WORK TO BE COMPLETED: Restate each line word for word. Leave out every picture.
-- Start of GIVEN INFORMATION --
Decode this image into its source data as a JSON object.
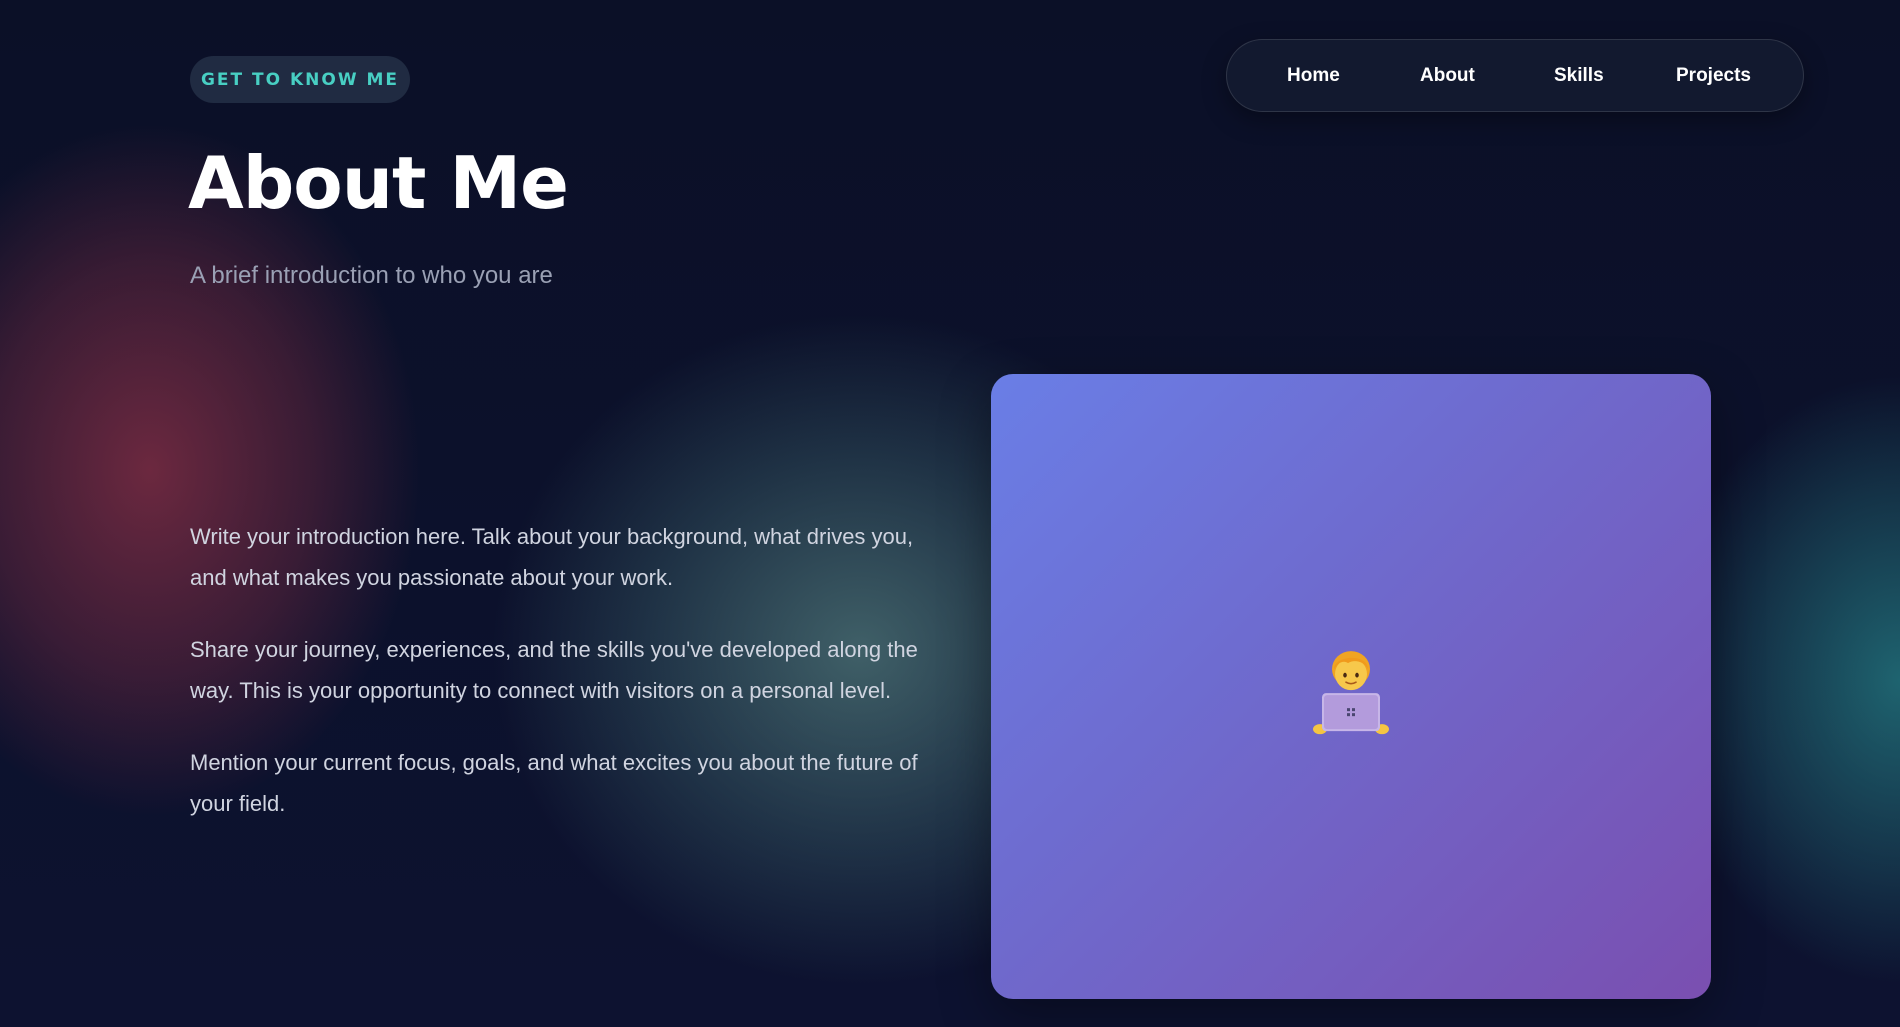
{
  "tag": {
    "label": "GET TO KNOW ME"
  },
  "header": {
    "title": "About Me",
    "subtitle": "A brief introduction to who you are"
  },
  "nav": {
    "items": [
      {
        "label": "Home"
      },
      {
        "label": "About"
      },
      {
        "label": "Skills"
      },
      {
        "label": "Projects"
      }
    ]
  },
  "intro": {
    "paragraphs": [
      "Write your introduction here. Talk about your background, what drives you, and what makes you passionate about your work.",
      "Share your journey, experiences, and the skills you've developed along the way. This is your opportunity to connect with visitors on a personal level.",
      "Mention your current focus, goals, and what excites you about the future of your field."
    ]
  },
  "image_card": {
    "icon": "technologist-emoji-icon"
  },
  "colors": {
    "background": "#0c1128",
    "accent": "#48cfc3",
    "card_gradient_start": "#6a7ee6",
    "card_gradient_end": "#7a4fb0"
  }
}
-- End of GIVEN INFORMATION --
ANSWER FOR THE TASK:
Decode this image into its source data as a JSON object.
{
  "tag": {
    "label": "GET TO KNOW ME"
  },
  "header": {
    "title": "About Me",
    "subtitle": "A brief introduction to who you are"
  },
  "nav": {
    "items": [
      {
        "label": "Home"
      },
      {
        "label": "About"
      },
      {
        "label": "Skills"
      },
      {
        "label": "Projects"
      }
    ]
  },
  "intro": {
    "paragraphs": [
      "Write your introduction here. Talk about your background, what drives you, and what makes you passionate about your work.",
      "Share your journey, experiences, and the skills you've developed along the way. This is your opportunity to connect with visitors on a personal level.",
      "Mention your current focus, goals, and what excites you about the future of your field."
    ]
  },
  "image_card": {
    "icon": "technologist-emoji-icon"
  },
  "colors": {
    "background": "#0c1128",
    "accent": "#48cfc3",
    "card_gradient_start": "#6a7ee6",
    "card_gradient_end": "#7a4fb0"
  }
}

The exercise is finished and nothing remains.